And of course the very well-known “In Vino Veritas,” which is rather on-point for our purposes here. But it’s not our quote of the week, rather, I submit the following:

It is well to remember that there are five reasons for drinking: the arrival of a friend, one’s present or future thirst, the excellence of the wine, or any other reason.

Cheers!

Wine Quote Of The Week!

February 4, 2010

Well, I’ll concede it, I’ve gotten my Ts mixed-up; I was to post this on Tuesday, and here it is Thursday; an alphebetary aberration of a sort, but one I’ll hope to rectify with the following quote, a rather excellent contribution to the “Priorities, Priorities” folder in every individual’s psychological filing cabinet, and one which comes to us from the very, very, very great James Joyce:

“What is better than to sit at the end of the day and drink wine with friends, or substitutes for friends?”

Now, that’s not to try and give you the impression that Ol’ Mr. Joyce was just another run-of-the-mill curmudgeonly foodie, no, no sirree, in fact, it’s rather clear he had a decidedly peculiar way of sussing the culinary pleasures of the world, as is perhaps evidenced by the following most striking of quotes (and I’ll preface this by saying that I sincerely hope this is my only post to end with the three words this one ends with!) :

“A corpse is meat gone bad. Well and what’s cheese? Corpse of milk.”

# PROBLEMS
[a] Answer these questions about the wine quotes text:
(i) How many reasons for drinking does the quote in the text say there are?
(ii) On which day of the week was the post dated February 4, 2010 originally meant to go up?
(iii) Who is credited with the quote "What is better than to sit at the end of the day and drink wine with friends, or substitutes for friends?"
[b] Render the lines in the records from the line with "x-tick-label: 4/7 — [542, 511, 556, 528]" to the line with "x-tick-label: 1/0 — [924, 511, 938, 528]", both included, as a JSON list of strings with one string per line and blank lines left out.
The wine text and the records below it were taken from separate sources.

# PROVIDED INFORMATION
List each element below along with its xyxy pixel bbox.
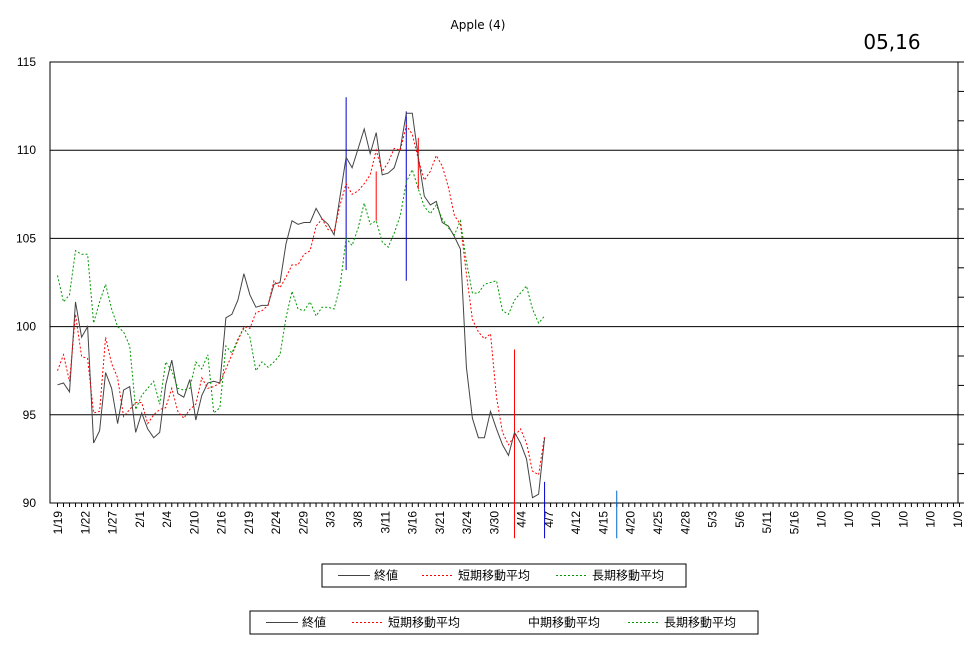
x-tick-label: 4/7 — [542, 511, 556, 528]
y-tick-label: 105 — [16, 231, 36, 245]
x-tick-label: 3/21 — [433, 511, 447, 535]
legend-secondary: 終値 短期移動平均 中期移動平均 長期移動平均 — [249, 610, 759, 635]
x-tick-label: 5/3 — [706, 511, 720, 528]
x-tick-label: 4/28 — [678, 511, 692, 535]
legend-label: 終値 — [302, 615, 326, 630]
x-tick-label: 1/19 — [51, 511, 65, 535]
x-axis-ticks: 1/19 1/22 1/27 2/1 2/4 2/10 2/16 2/19 2/24 2/29 3/… — [51, 503, 965, 534]
x-tick-label: 2/24 — [269, 511, 283, 535]
x-tick-label: 3/30 — [487, 511, 501, 535]
x-tick-label: 5/6 — [733, 511, 747, 528]
x-tick-label: 2/29 — [296, 511, 310, 535]
legend-primary: 終値 短期移動平均 長期移動平均 — [321, 563, 687, 588]
gridlines — [50, 149, 958, 416]
x-tick-label: 1/0 — [896, 511, 910, 528]
x-tick-label: 2/10 — [187, 511, 201, 535]
y-tick-label: 95 — [23, 408, 37, 422]
legend-label: 長期移動平均 — [664, 616, 736, 630]
x-tick-label: 4/20 — [624, 511, 638, 535]
x-tick-label: 2/16 — [215, 511, 229, 535]
x-tick-label: 4/4 — [515, 511, 529, 528]
y-tick-label: 110 — [17, 143, 36, 157]
y-axis-ticks: 90 95 100 105 110 115 — [16, 55, 36, 510]
plot-area-border — [49, 61, 959, 504]
x-tick-label: 3/11 — [378, 511, 392, 534]
date-stamp: 05,16 — [863, 30, 920, 54]
x-tick-label: 3/8 — [351, 511, 365, 528]
x-tick-label: 3/3 — [324, 511, 338, 528]
series-lines — [57, 112, 546, 499]
x-tick-label: 2/1 — [133, 511, 147, 528]
x-tick-label: 1/27 — [106, 511, 120, 535]
x-tick-label: 5/16 — [787, 511, 801, 535]
legend-label: 中期移動平均 — [528, 615, 600, 630]
chart-title: Apple (4) — [451, 18, 506, 32]
x-tick-label: 2/19 — [242, 511, 256, 535]
short-ma-line — [57, 124, 546, 476]
legend-label: 短期移動平均 — [458, 569, 530, 583]
right-axis-ticks — [958, 61, 964, 504]
x-tick-label: 3/16 — [406, 511, 420, 535]
x-tick-label: 1/0 — [815, 511, 829, 528]
x-tick-label: 1/0 — [924, 511, 938, 528]
x-tick-label: 1/0 — [869, 511, 883, 528]
x-tick-label: 1/22 — [78, 511, 92, 535]
x-tick-label: 3/24 — [460, 511, 474, 535]
legend-label: 長期移動平均 — [592, 569, 664, 583]
x-tick-label: 1/0 — [842, 511, 856, 528]
y-tick-label: 115 — [17, 55, 36, 69]
x-tick-label: 2/4 — [160, 511, 174, 528]
x-tick-label: 4/12 — [569, 511, 583, 535]
x-tick-label: 4/15 — [596, 511, 610, 535]
x-tick-label: 5/11 — [760, 511, 774, 534]
legend-label: 終値 — [374, 568, 398, 583]
x-tick-label: 4/25 — [651, 511, 665, 535]
close-price-line — [57, 112, 546, 499]
y-tick-label: 90 — [23, 496, 37, 510]
x-tick-label: 1/0 — [951, 511, 965, 528]
legend-box — [321, 563, 687, 588]
long-ma-line — [57, 168, 545, 415]
y-tick-label: 100 — [16, 320, 36, 334]
legend-label: 短期移動平均 — [388, 616, 460, 630]
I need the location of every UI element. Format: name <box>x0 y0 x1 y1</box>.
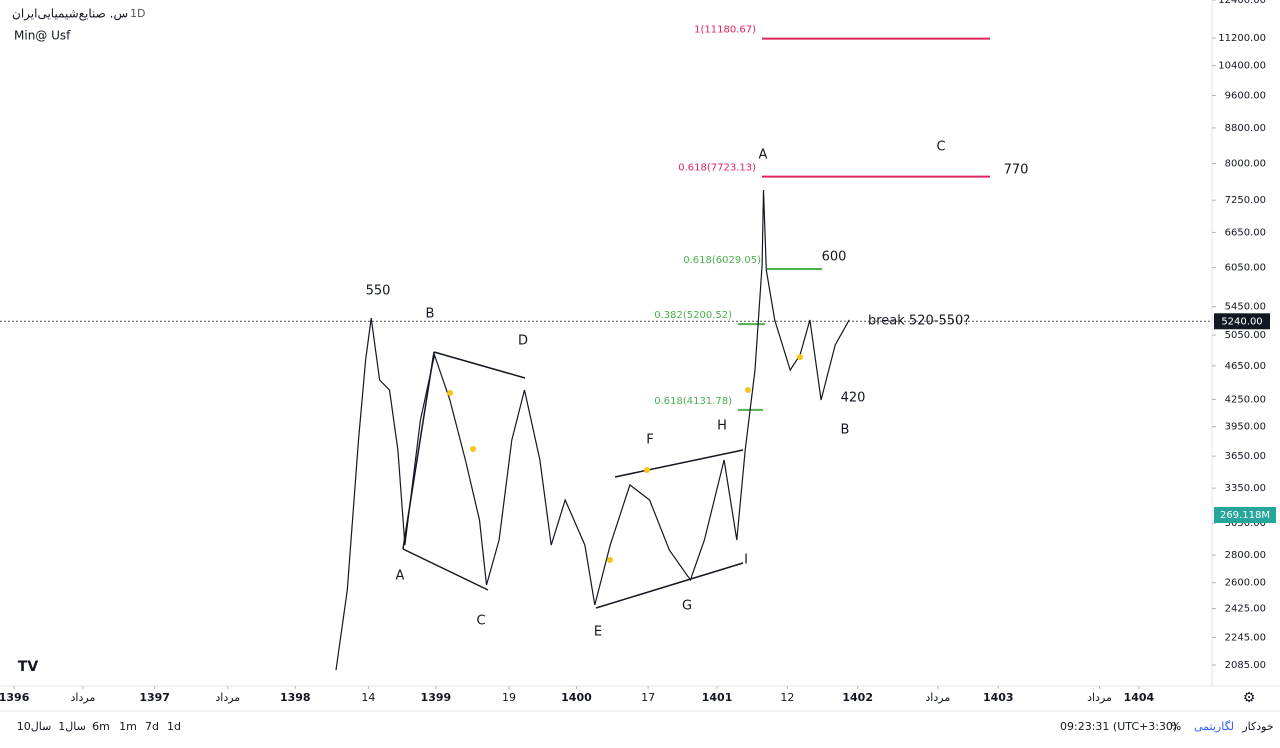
marker-dot <box>470 446 476 452</box>
volume-tag <box>1214 507 1276 523</box>
x-tick-label: 1403 <box>983 691 1014 704</box>
x-tick-label: 14 <box>361 691 375 704</box>
logo: TV <box>18 659 39 675</box>
x-tick-label: 1396 <box>0 691 30 704</box>
marker-dot <box>447 390 453 396</box>
fib-label: 0.618(4131.78) <box>654 396 732 407</box>
range-button[interactable]: 10سال <box>17 720 52 733</box>
marker-dot <box>607 557 613 563</box>
y-tick-label: 6050.00 <box>1225 263 1266 274</box>
trendline <box>614 449 744 478</box>
annotation: C <box>936 140 945 155</box>
marker-dot <box>745 387 751 393</box>
y-tick-label: 5050.00 <box>1225 330 1266 341</box>
x-tick-label: 1402 <box>842 691 873 704</box>
y-tick-label: 3050.00 <box>1225 518 1266 529</box>
y-tick-label: 2245.00 <box>1225 632 1266 643</box>
fib-label: 1(11180.67) <box>694 25 756 36</box>
marker-dot <box>644 467 650 473</box>
y-tick-label: 12400.00 <box>1218 0 1266 6</box>
annotation: 550 <box>366 284 391 299</box>
percent-toggle[interactable]: % <box>1171 720 1181 733</box>
y-tick-label: 4650.00 <box>1225 361 1266 372</box>
y-tick-label: 7250.00 <box>1225 195 1266 206</box>
current-price-label: 5240.00 <box>1221 316 1262 327</box>
y-tick-label: 3650.00 <box>1225 451 1266 462</box>
range-button[interactable]: 1m <box>119 720 137 733</box>
fib-label: 0.618(6029.05) <box>683 255 761 266</box>
y-tick-label: 11200.00 <box>1218 33 1266 44</box>
fib-label: 0.382(5200.52) <box>654 310 732 321</box>
y-tick-label: 8000.00 <box>1225 158 1266 169</box>
y-tick-label: 2085.00 <box>1225 660 1266 671</box>
price-line <box>335 189 850 671</box>
auto-toggle[interactable]: خودکار <box>1241 720 1273 733</box>
trendline <box>402 548 489 591</box>
y-tick-label: 3350.00 <box>1225 483 1266 494</box>
x-tick-label: مرداد <box>1087 691 1112 704</box>
annotation: 420 <box>841 391 866 406</box>
x-tick-label: 1397 <box>139 691 170 704</box>
x-tick-label: 17 <box>641 691 655 704</box>
annotation: A <box>396 569 405 584</box>
x-tick-label: مرداد <box>71 691 96 704</box>
annotation: F <box>646 433 653 448</box>
fib-label: 0.618(7723.13) <box>678 163 756 174</box>
y-tick-label: 6650.00 <box>1225 227 1266 238</box>
annotation: I <box>744 553 748 568</box>
trendline <box>595 562 744 609</box>
x-tick-label: 19 <box>502 691 516 704</box>
settings[interactable]: ⚙ <box>1243 690 1256 706</box>
range-button[interactable]: 1d <box>167 720 181 733</box>
annotation: 600 <box>822 250 847 265</box>
x-tick-label: 1400 <box>561 691 592 704</box>
range-button[interactable]: 1سال <box>58 720 86 733</box>
annotation: D <box>518 334 528 349</box>
y-tick-label: 5450.00 <box>1225 302 1266 313</box>
indicator: Min@ Usf <box>14 29 71 43</box>
annotation: E <box>594 625 602 640</box>
y-tick-label: 2800.00 <box>1225 550 1266 561</box>
symbol: س. صنایع‌شیمیایی‌ایران <box>12 7 128 22</box>
y-tick-label: 3950.00 <box>1225 422 1266 433</box>
y-tick-label: 10400.00 <box>1218 61 1266 72</box>
x-tick-label: 1399 <box>421 691 452 704</box>
annotation: B <box>841 423 850 438</box>
log-toggle[interactable]: لگاریتمی <box>1194 720 1234 733</box>
x-tick-label: 1398 <box>280 691 311 704</box>
x-tick-label: مرداد <box>215 691 240 704</box>
y-tick-label: 4250.00 <box>1225 394 1266 405</box>
annotation: 770 <box>1004 163 1029 178</box>
x-tick-label: 1404 <box>1124 691 1155 704</box>
x-tick-label: مرداد <box>925 691 950 704</box>
annotation: H <box>717 419 727 434</box>
y-tick-label: 9600.00 <box>1225 90 1266 101</box>
y-tick-label: 8800.00 <box>1225 123 1266 134</box>
annotation: break 520-550? <box>868 314 970 329</box>
x-tick-label: 1401 <box>702 691 733 704</box>
range-button[interactable]: 7d <box>145 720 159 733</box>
y-tick-label: 2425.00 <box>1225 604 1266 615</box>
current-price-tag <box>1214 313 1270 330</box>
volume-label: 269.118M <box>1220 510 1270 521</box>
annotation: C <box>476 614 485 629</box>
clock: 09:23:31 (UTC+3:30) <box>1060 720 1177 733</box>
annotation: G <box>682 599 692 614</box>
marker-dot <box>797 354 803 360</box>
x-tick-label: 12 <box>780 691 794 704</box>
interval: 1D <box>130 7 145 20</box>
y-tick-label: 2600.00 <box>1225 578 1266 589</box>
trendline <box>433 351 526 379</box>
range-button[interactable]: 6m <box>92 720 110 733</box>
annotation: B <box>426 307 435 322</box>
annotation: A <box>759 148 768 163</box>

# WORKED ANSWERS
[a]
(i) Five
(ii) Tuesday
(iii) James Joyce

[b]
[
  "x-tick-label: 4/7 — [542, 511, 556, 528]",
  "y-tick-label: 105 — [16, 231, 36, 245]",
  "x-tick-label: 3/21 — [433, 511, 447, 535]",
  "legend-secondary: 終値 短期移動平均 中期移動平均 長期移動平均 — [249, 610, 759, 635]",
  "x-tick-label: 5/3 — [706, 511, 720, 528]",
  "x-tick-label: 4/28 — [678, 511, 692, 535]",
  "legend-label: 終値 — [302, 615, 326, 630]",
  "x-tick-label: 1/19 — [51, 511, 65, 535]",
  "x-axis-ticks: 1/19 1/22 1/27 2/1 2/4 2/10 2/16 2/19 2/24 2/29 3/… — [51, 503, 965, 534]",
  "x-tick-label: 2/24 — [269, 511, 283, 535]",
  "x-tick-label: 3/30 — [487, 511, 501, 535]",
  "x-tick-label: 5/6 — [733, 511, 747, 528]",
  "x-tick-label: 2/29 — [296, 511, 310, 535]",
  "legend-primary: 終値 短期移動平均 長期移動平均 — [321, 563, 687, 588]",
  "gridlines — [50, 149, 958, 416]",
  "x-tick-label: 1/0 — [896, 511, 910, 528]",
  "x-tick-label: 2/10 — [187, 511, 201, 535]",
  "y-tick-label: 95 — [23, 408, 37, 422]",
  "legend-label: 長期移動平均 — [664, 616, 736, 630]",
  "x-tick-label: 4/20 — [624, 511, 638, 535]",
  "x-tick-label: 2/16 — [215, 511, 229, 535]",
  "x-tick-label: 4/4 — [515, 511, 529, 528]",
  "y-tick-label: 110 — [17, 143, 36, 157]",
  "y-axis-ticks: 90 95 100 105 110 115 — [16, 55, 36, 510]",
  "plot-area-border — [49, 61, 959, 504]",
  "x-tick-label: 3/11 — [378, 511, 392, 534]",
  "date-stamp: 05,16 — [863, 30, 920, 54]",
  "x-tick-label: 3/8 — [351, 511, 365, 528]",
  "x-tick-label: 3/3 — [324, 511, 338, 528]",
  "series-lines — [57, 112, 546, 499]",
  "x-tick-label: 2/1 — [133, 511, 147, 528]",
  "x-tick-label: 1/27 — [106, 511, 120, 535]",
  "x-tick-label: 5/16 — [787, 511, 801, 535]",
  "legend-label: 中期移動平均 — [528, 615, 600, 630]",
  "chart-title: Apple (4) — [451, 18, 506, 32]",
  "x-tick-label: 2/19 — [242, 511, 256, 535]",
  "short-ma-line — [57, 124, 546, 476]",
  "legend-label: 短期移動平均 — [458, 569, 530, 583]",
  "right-axis-ticks — [958, 61, 964, 504]",
  "x-tick-label: 3/16 — [406, 511, 420, 535]",
  "x-tick-label: 1/0 — [815, 511, 829, 528]",
  "x-tick-label: 1/0 — [924, 511, 938, 528]"
]